TASK STATEMENT: Without the pictures, repeat the listing character for character.

Lines of data:
*****

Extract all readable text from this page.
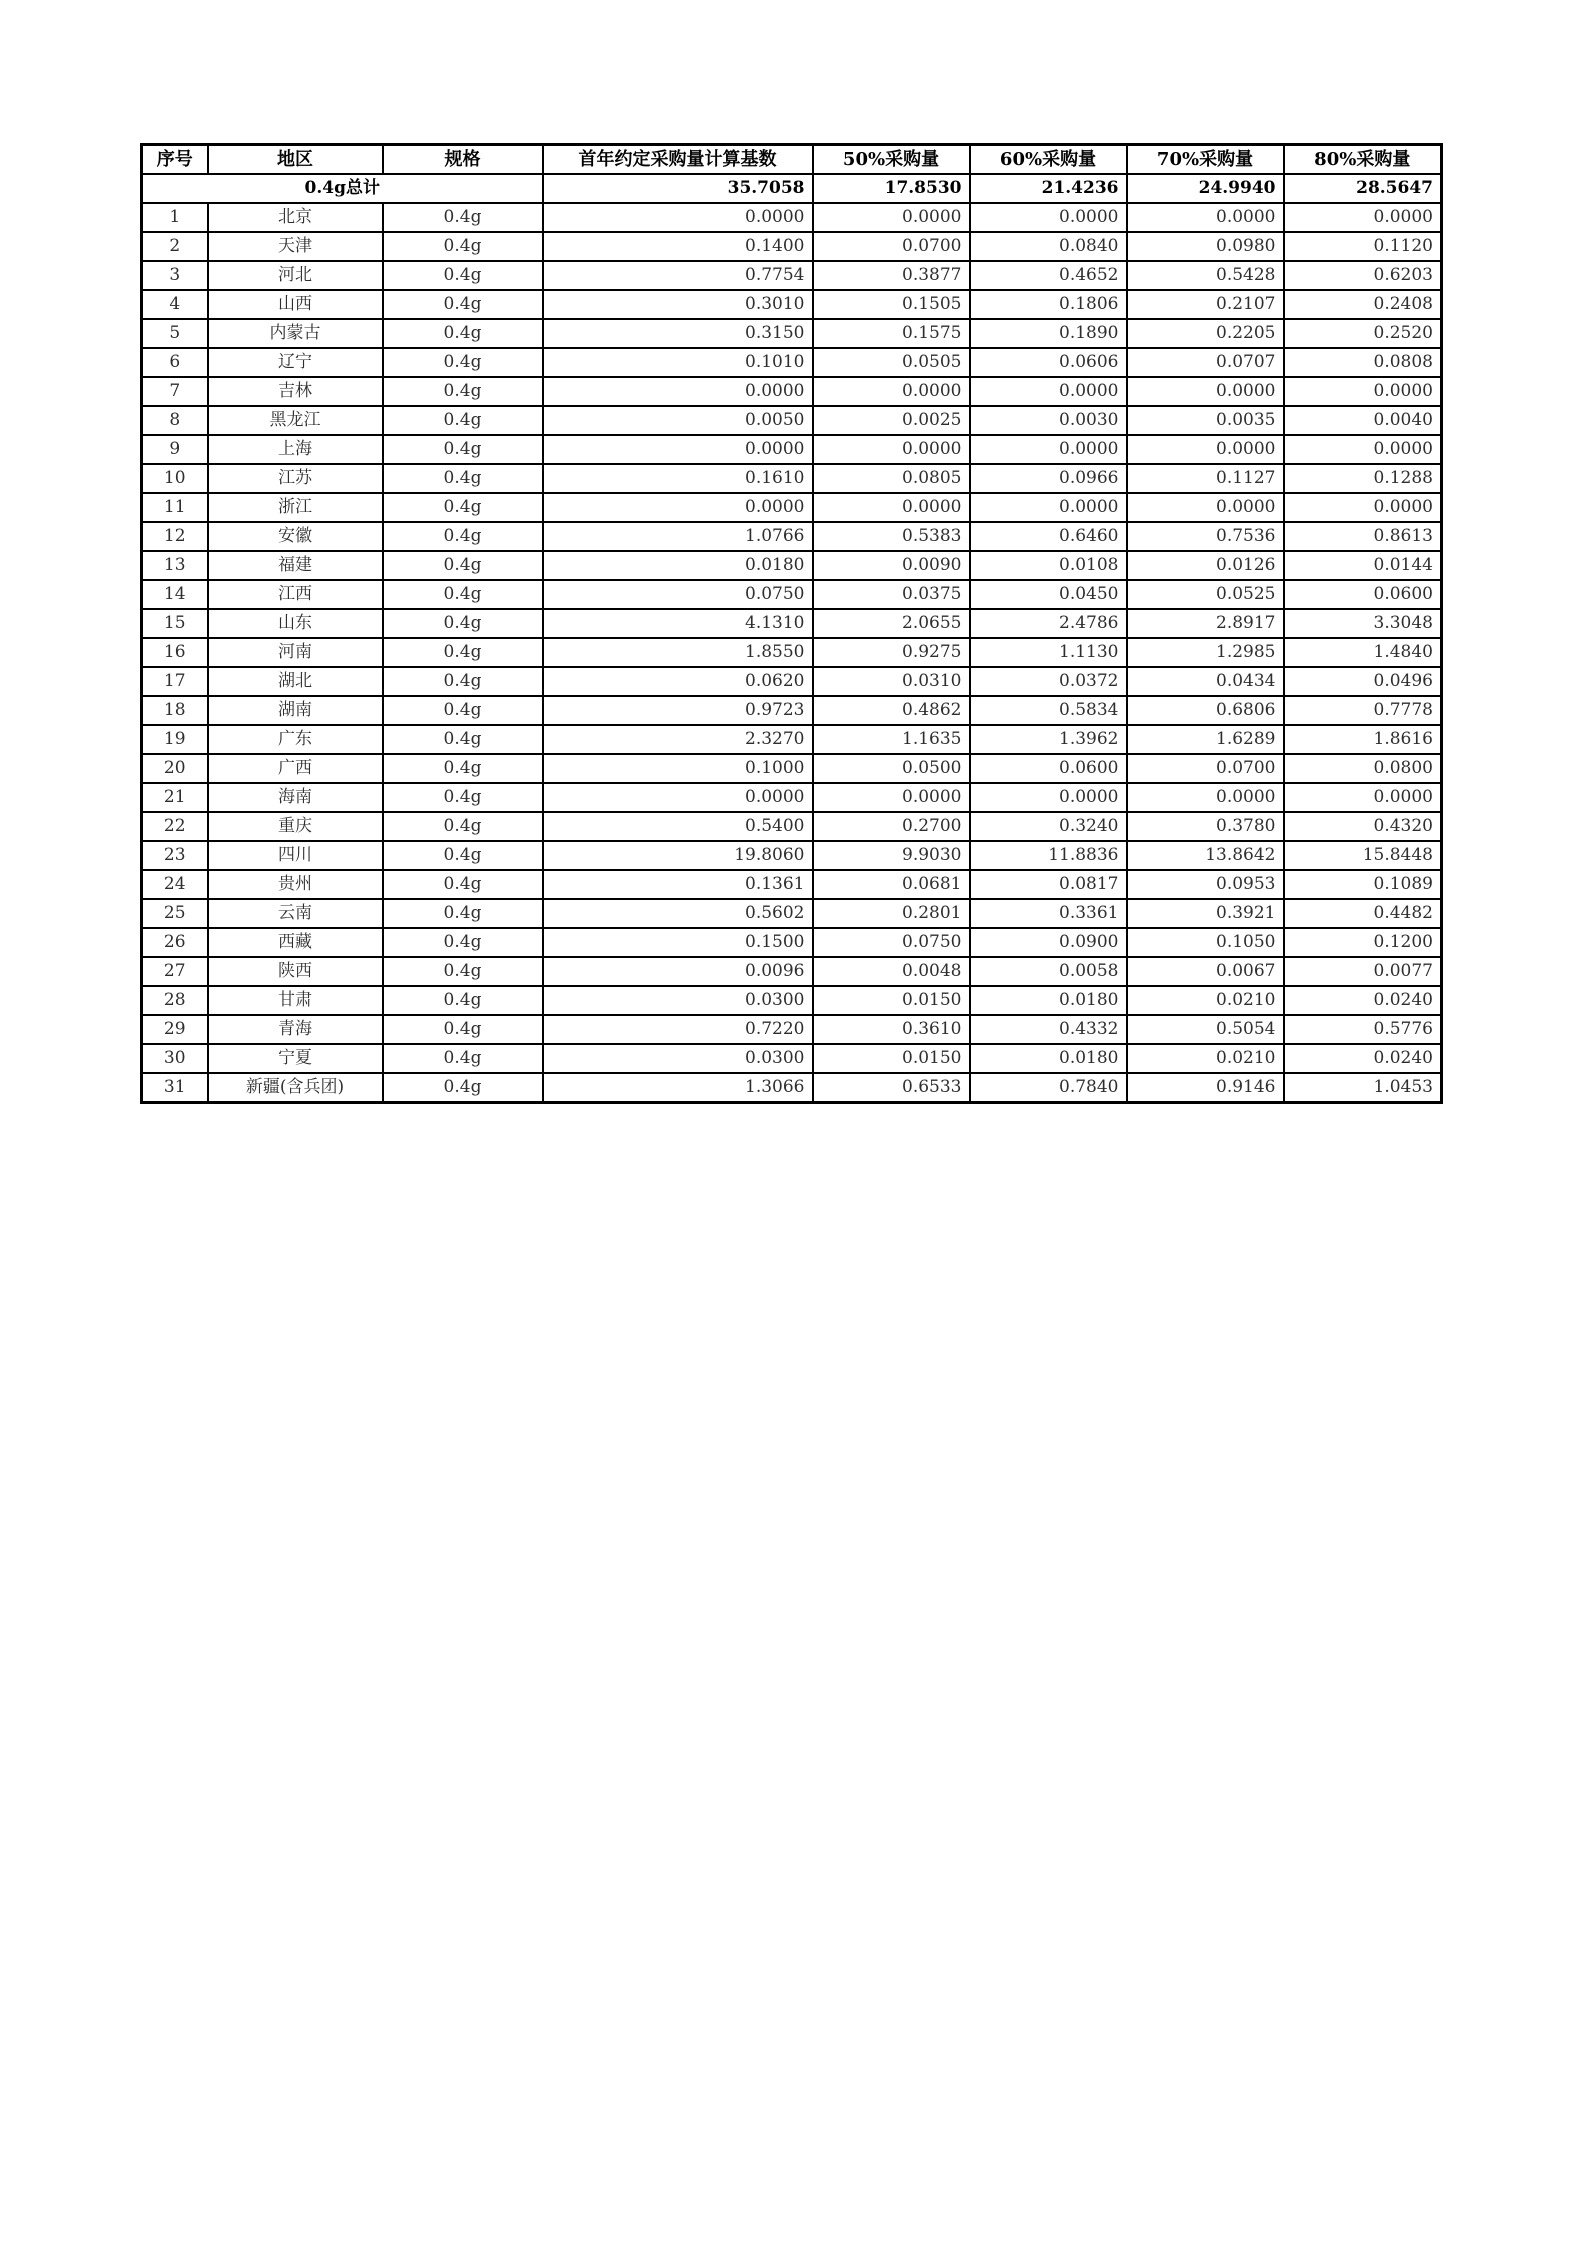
序号	地区	规格	首年约定采购量计算基数	50%采购量	60%采购量	70%采购量	80%采购量
0.4g总计			35.7058	17.8530	21.4236	24.9940	28.5647
1	北京	0.4g	0.0000	0.0000	0.0000	0.0000	0.0000
2	天津	0.4g	0.1400	0.0700	0.0840	0.0980	0.1120
3	河北	0.4g	0.7754	0.3877	0.4652	0.5428	0.6203
4	山西	0.4g	0.3010	0.1505	0.1806	0.2107	0.2408
5	内蒙古	0.4g	0.3150	0.1575	0.1890	0.2205	0.2520
6	辽宁	0.4g	0.1010	0.0505	0.0606	0.0707	0.0808
7	吉林	0.4g	0.0000	0.0000	0.0000	0.0000	0.0000
8	黑龙江	0.4g	0.0050	0.0025	0.0030	0.0035	0.0040
9	上海	0.4g	0.0000	0.0000	0.0000	0.0000	0.0000
10	江苏	0.4g	0.1610	0.0805	0.0966	0.1127	0.1288
11	浙江	0.4g	0.0000	0.0000	0.0000	0.0000	0.0000
12	安徽	0.4g	1.0766	0.5383	0.6460	0.7536	0.8613
13	福建	0.4g	0.0180	0.0090	0.0108	0.0126	0.0144
14	江西	0.4g	0.0750	0.0375	0.0450	0.0525	0.0600
15	山东	0.4g	4.1310	2.0655	2.4786	2.8917	3.3048
16	河南	0.4g	1.8550	0.9275	1.1130	1.2985	1.4840
17	湖北	0.4g	0.0620	0.0310	0.0372	0.0434	0.0496
18	湖南	0.4g	0.9723	0.4862	0.5834	0.6806	0.7778
19	广东	0.4g	2.3270	1.1635	1.3962	1.6289	1.8616
20	广西	0.4g	0.1000	0.0500	0.0600	0.0700	0.0800
21	海南	0.4g	0.0000	0.0000	0.0000	0.0000	0.0000
22	重庆	0.4g	0.5400	0.2700	0.3240	0.3780	0.4320
23	四川	0.4g	19.8060	9.9030	11.8836	13.8642	15.8448
24	贵州	0.4g	0.1361	0.0681	0.0817	0.0953	0.1089
25	云南	0.4g	0.5602	0.2801	0.3361	0.3921	0.4482
26	西藏	0.4g	0.1500	0.0750	0.0900	0.1050	0.1200
27	陕西	0.4g	0.0096	0.0048	0.0058	0.0067	0.0077
28	甘肃	0.4g	0.0300	0.0150	0.0180	0.0210	0.0240
29	青海	0.4g	0.7220	0.3610	0.4332	0.5054	0.5776
30	宁夏	0.4g	0.0300	0.0150	0.0180	0.0210	0.0240
31	新疆(含兵团)	0.4g	1.3066	0.6533	0.7840	0.9146	1.0453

*****

RESPONSE:
Extract all readable text from this page.
序号	地区	规格	首年约定采购量计算基数	50%采购量	60%采购量	70%采购量	80%采购量
0.4g总计			35.7058	17.8530	21.4236	24.9940	28.5647
1	北京	0.4g	0.0000	0.0000	0.0000	0.0000	0.0000
2	天津	0.4g	0.1400	0.0700	0.0840	0.0980	0.1120
3	河北	0.4g	0.7754	0.3877	0.4652	0.5428	0.6203
4	山西	0.4g	0.3010	0.1505	0.1806	0.2107	0.2408
5	内蒙古	0.4g	0.3150	0.1575	0.1890	0.2205	0.2520
6	辽宁	0.4g	0.1010	0.0505	0.0606	0.0707	0.0808
7	吉林	0.4g	0.0000	0.0000	0.0000	0.0000	0.0000
8	黑龙江	0.4g	0.0050	0.0025	0.0030	0.0035	0.0040
9	上海	0.4g	0.0000	0.0000	0.0000	0.0000	0.0000
10	江苏	0.4g	0.1610	0.0805	0.0966	0.1127	0.1288
11	浙江	0.4g	0.0000	0.0000	0.0000	0.0000	0.0000
12	安徽	0.4g	1.0766	0.5383	0.6460	0.7536	0.8613
13	福建	0.4g	0.0180	0.0090	0.0108	0.0126	0.0144
14	江西	0.4g	0.0750	0.0375	0.0450	0.0525	0.0600
15	山东	0.4g	4.1310	2.0655	2.4786	2.8917	3.3048
16	河南	0.4g	1.8550	0.9275	1.1130	1.2985	1.4840
17	湖北	0.4g	0.0620	0.0310	0.0372	0.0434	0.0496
18	湖南	0.4g	0.9723	0.4862	0.5834	0.6806	0.7778
19	广东	0.4g	2.3270	1.1635	1.3962	1.6289	1.8616
20	广西	0.4g	0.1000	0.0500	0.0600	0.0700	0.0800
21	海南	0.4g	0.0000	0.0000	0.0000	0.0000	0.0000
22	重庆	0.4g	0.5400	0.2700	0.3240	0.3780	0.4320
23	四川	0.4g	19.8060	9.9030	11.8836	13.8642	15.8448
24	贵州	0.4g	0.1361	0.0681	0.0817	0.0953	0.1089
25	云南	0.4g	0.5602	0.2801	0.3361	0.3921	0.4482
26	西藏	0.4g	0.1500	0.0750	0.0900	0.1050	0.1200
27	陕西	0.4g	0.0096	0.0048	0.0058	0.0067	0.0077
28	甘肃	0.4g	0.0300	0.0150	0.0180	0.0210	0.0240
29	青海	0.4g	0.7220	0.3610	0.4332	0.5054	0.5776
30	宁夏	0.4g	0.0300	0.0150	0.0180	0.0210	0.0240
31	新疆(含兵团)	0.4g	1.3066	0.6533	0.7840	0.9146	1.0453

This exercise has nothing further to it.